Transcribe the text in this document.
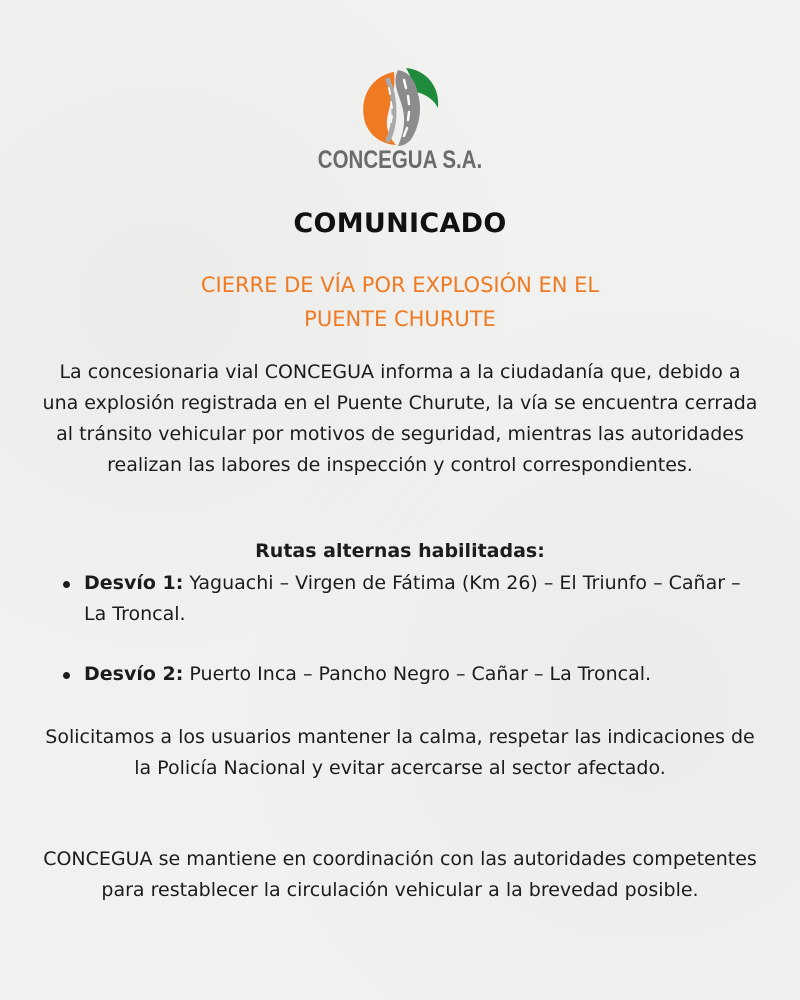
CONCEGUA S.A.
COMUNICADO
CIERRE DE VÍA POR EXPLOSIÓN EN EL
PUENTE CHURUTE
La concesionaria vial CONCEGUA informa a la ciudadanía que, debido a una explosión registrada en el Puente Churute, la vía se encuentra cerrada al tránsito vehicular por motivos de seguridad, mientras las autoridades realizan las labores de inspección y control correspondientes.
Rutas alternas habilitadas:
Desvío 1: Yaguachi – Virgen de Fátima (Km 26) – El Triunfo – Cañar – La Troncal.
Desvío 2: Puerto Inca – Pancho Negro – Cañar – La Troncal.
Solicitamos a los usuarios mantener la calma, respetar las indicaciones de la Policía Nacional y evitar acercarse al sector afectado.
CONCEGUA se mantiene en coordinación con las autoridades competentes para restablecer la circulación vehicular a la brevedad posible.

---

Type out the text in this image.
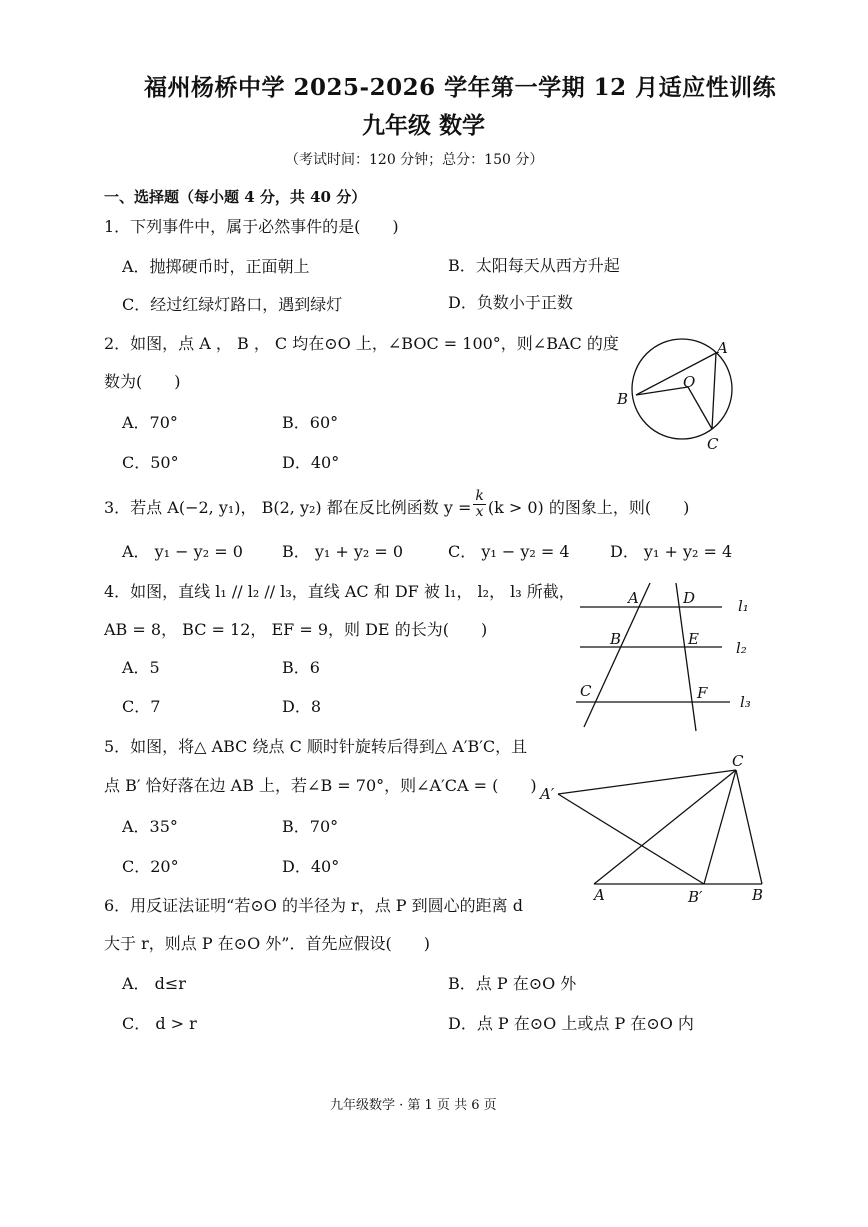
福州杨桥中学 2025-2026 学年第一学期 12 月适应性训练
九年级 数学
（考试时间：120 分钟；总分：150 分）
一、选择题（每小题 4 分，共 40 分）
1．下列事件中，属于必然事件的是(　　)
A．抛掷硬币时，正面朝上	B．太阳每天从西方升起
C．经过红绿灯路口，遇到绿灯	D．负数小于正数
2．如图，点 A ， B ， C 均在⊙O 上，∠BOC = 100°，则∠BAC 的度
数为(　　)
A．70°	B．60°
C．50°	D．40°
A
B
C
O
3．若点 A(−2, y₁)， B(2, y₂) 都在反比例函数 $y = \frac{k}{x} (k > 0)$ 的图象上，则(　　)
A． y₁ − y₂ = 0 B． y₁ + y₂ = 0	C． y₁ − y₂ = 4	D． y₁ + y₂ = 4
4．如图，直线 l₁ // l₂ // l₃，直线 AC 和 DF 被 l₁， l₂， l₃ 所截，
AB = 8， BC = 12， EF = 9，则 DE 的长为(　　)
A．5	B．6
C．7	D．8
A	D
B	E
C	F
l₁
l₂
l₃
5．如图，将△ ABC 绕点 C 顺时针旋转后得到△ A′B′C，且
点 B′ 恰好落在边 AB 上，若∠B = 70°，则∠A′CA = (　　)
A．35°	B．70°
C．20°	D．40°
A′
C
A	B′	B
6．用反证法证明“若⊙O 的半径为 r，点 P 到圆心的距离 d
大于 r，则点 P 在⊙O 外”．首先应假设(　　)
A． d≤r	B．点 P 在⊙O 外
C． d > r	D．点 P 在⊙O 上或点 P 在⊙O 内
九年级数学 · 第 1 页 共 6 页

**TASK TO COMPLETE:** Only the number is required: the count of lines containing the word "CONCEGUA".

**PROBLEM SOLUTION:** 3